• **Selected text**
-=-=-

Hasa Diga Eebowai wrote:What I am skeptical about is Joseph having all the details worked out from the beginning or in other words that "Nauvoo Mormonism ... is original and literal Mormonism". Maybe Don is meaning that many of the ideas were in place, but the details weren't worked out, if that is what he was saying then I agree with him. I don't agree that it was identical and all worked out from that early stage which is what I took from that quote. So we seem to have understood what he wrote differently, but agree in essence.
I think what you are objecting to is likely Don pushing things rhetorically in ways that I think harm his case in the eyes of the unsympathetic. What I think he would say in different circumstances is that the former, neat division between the Protestant Mormonism, Kirtland Mormormonism, and Nauvoo Mormonism in LDS historiography is obviously incorrect. I doubt he literally believes that the Nauvoo endowment was entirely scripted in 1827, just waiting for there for the right time to roll out.
Instead, in the 1820s there was already a notion of a ritualized encounter with Deity that matches fairly well what one sees in the later endowment, and that such an encounter was always conceived of as occurring in a temple context. There is no doubt in my mind that Joseph Smith planned on building temples from the beginning, so I think it is reasonable to speculate that he was considering a ritual for that temple that approximated in some way these prototypical prophetic encounters with God. Why else would he bother to write them? They are, after all, clearly foundation myths.
Hasa Diga Eebowai wrote:From reading Lapham's whole account I don't think it does point to the centrality of the temple before the Church was founded....
You lost me right there. If the real standout story in Lapham's mind involved the encounter of a prophet/king with God in the Nephite tabernacle, in which the two were conversing about the seer's divinatory instruments, I have no idea how you could possible dismiss this as strong evidence that the temple held a central place in Joseph Smith's theology before the founding of the church.

-=-=-

• **Exercise aim**
Please answer these questions on the post, one a line:
1. What does the writer doubt Don literally believes was entirely scripted in 1827?
2. What does the writer call the prophetic encounters with God, "after all"?
3. In the story the writer attributes to Lapham, where did the prophet/king encounter God?
Answer from the post alone.

• **Information provided**
-=-=-

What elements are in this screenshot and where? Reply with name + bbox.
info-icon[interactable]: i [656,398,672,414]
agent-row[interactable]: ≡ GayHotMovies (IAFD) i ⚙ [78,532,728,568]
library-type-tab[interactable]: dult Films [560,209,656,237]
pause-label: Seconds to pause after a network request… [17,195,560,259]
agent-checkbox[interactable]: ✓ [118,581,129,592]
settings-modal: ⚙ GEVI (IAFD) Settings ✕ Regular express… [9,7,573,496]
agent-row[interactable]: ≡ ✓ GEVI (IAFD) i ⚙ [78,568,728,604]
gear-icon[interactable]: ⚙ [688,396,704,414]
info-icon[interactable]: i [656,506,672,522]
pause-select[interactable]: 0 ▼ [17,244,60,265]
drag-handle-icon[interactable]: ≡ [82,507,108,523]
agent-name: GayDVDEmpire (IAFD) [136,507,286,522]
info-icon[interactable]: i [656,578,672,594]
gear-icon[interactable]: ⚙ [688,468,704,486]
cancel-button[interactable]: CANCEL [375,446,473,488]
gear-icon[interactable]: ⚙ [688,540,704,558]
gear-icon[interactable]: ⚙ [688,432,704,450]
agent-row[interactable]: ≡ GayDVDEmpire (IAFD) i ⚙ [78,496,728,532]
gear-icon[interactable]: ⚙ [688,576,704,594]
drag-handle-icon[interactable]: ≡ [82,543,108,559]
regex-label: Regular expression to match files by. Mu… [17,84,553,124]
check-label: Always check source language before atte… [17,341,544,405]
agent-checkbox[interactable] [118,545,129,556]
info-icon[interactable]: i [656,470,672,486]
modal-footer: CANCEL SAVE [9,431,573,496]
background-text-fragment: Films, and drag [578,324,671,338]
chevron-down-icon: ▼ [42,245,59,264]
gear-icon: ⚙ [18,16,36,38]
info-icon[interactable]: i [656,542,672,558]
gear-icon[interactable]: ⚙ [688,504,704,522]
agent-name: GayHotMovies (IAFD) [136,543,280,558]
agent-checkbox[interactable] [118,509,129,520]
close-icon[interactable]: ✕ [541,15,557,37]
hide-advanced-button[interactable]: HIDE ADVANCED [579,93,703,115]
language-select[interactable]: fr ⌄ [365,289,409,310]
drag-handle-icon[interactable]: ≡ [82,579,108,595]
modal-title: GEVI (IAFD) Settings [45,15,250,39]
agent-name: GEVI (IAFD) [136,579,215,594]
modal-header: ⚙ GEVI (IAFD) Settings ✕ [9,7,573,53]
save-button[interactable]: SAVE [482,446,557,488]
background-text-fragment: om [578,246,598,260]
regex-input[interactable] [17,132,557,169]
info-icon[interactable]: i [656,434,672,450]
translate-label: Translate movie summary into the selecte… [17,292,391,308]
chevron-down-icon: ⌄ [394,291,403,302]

-=-=-

• **Answer space**
1. The Nauvoo endowment.
2. Clearly foundation myths.
3. In the Nephite tabernacle.